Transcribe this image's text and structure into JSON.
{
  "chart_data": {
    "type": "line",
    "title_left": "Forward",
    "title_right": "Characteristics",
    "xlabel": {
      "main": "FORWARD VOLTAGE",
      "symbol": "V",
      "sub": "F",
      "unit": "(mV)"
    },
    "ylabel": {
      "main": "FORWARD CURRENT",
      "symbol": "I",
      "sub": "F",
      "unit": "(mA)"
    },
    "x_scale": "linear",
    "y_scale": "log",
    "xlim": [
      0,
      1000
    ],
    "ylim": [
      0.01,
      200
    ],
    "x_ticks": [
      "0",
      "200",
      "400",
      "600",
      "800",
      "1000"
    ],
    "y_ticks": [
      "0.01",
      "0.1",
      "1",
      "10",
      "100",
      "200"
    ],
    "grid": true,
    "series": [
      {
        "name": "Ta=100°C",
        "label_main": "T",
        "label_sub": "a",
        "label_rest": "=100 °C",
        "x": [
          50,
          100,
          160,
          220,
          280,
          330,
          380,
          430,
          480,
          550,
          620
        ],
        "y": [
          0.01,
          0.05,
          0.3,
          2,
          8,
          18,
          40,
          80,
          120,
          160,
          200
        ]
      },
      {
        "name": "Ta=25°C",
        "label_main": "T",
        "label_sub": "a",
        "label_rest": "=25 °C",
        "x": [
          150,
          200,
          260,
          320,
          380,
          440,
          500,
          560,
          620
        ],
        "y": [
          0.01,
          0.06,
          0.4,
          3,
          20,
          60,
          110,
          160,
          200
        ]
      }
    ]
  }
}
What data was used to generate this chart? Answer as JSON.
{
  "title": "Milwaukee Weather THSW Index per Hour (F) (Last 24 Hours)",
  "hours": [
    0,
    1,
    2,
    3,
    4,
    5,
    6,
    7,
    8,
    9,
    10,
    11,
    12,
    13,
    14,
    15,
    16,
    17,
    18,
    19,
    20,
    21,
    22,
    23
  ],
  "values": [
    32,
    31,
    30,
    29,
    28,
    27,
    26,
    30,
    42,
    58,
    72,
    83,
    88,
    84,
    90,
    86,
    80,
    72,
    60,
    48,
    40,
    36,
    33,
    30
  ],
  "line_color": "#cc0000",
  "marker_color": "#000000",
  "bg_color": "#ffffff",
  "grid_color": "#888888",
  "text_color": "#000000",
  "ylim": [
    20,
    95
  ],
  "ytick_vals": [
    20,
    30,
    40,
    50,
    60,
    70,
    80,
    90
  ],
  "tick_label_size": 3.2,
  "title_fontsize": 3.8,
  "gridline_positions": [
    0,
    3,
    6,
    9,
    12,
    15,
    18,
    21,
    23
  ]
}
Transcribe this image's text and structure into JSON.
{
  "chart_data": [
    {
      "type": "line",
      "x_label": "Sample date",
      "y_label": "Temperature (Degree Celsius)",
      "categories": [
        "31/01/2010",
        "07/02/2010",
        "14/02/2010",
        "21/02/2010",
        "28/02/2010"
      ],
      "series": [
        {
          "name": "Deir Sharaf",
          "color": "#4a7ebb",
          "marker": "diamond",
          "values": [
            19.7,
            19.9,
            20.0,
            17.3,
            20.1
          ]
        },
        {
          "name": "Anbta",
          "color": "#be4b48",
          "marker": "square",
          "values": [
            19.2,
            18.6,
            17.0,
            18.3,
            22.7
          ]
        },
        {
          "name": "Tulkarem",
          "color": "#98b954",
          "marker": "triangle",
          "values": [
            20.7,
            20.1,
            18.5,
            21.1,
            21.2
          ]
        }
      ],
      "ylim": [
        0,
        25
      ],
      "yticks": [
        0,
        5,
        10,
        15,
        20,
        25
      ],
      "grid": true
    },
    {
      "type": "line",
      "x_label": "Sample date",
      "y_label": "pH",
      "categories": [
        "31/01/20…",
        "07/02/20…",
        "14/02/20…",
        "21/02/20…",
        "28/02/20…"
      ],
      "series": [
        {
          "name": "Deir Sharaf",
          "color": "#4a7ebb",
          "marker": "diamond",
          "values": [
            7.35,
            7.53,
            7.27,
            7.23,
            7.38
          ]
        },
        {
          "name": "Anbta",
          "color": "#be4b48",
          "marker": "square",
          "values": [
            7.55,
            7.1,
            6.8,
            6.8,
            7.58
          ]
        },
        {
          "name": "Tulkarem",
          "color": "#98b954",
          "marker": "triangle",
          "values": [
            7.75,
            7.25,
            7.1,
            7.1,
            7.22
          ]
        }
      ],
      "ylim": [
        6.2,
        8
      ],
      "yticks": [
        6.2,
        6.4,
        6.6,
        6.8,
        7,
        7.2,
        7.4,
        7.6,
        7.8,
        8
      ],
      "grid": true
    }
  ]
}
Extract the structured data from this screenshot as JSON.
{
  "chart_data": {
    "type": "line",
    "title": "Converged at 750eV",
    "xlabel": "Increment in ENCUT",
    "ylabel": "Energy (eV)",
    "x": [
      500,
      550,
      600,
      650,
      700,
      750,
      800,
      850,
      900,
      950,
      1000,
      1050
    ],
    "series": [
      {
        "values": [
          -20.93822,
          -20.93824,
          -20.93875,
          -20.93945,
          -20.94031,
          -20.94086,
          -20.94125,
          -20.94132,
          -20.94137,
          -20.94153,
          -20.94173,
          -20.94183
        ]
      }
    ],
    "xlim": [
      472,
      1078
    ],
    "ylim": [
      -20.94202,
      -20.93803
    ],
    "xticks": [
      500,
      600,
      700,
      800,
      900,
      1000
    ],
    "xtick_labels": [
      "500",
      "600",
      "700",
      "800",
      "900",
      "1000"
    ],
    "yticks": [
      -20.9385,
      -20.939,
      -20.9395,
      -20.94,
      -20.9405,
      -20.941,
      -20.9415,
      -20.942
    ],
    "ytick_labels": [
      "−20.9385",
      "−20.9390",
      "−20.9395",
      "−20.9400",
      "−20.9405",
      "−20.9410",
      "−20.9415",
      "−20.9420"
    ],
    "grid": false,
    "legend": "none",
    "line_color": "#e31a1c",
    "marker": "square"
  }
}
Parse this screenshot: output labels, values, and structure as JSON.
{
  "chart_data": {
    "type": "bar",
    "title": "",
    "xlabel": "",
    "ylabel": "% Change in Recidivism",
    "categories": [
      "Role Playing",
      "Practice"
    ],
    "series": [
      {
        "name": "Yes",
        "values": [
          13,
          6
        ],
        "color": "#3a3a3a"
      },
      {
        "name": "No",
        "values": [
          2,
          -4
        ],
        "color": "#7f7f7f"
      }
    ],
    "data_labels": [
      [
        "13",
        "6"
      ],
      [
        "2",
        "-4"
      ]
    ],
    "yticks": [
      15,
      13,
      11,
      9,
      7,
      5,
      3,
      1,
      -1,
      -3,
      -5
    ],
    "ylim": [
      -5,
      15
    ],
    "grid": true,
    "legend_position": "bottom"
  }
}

**Task details:**
In the records above, locate each line with the word "screenshot". Copy all such lines.

**Result for this exercise:**
Extract the structured data from this screenshot as JSON.
Parse this screenshot: output labels, values, and structure as JSON.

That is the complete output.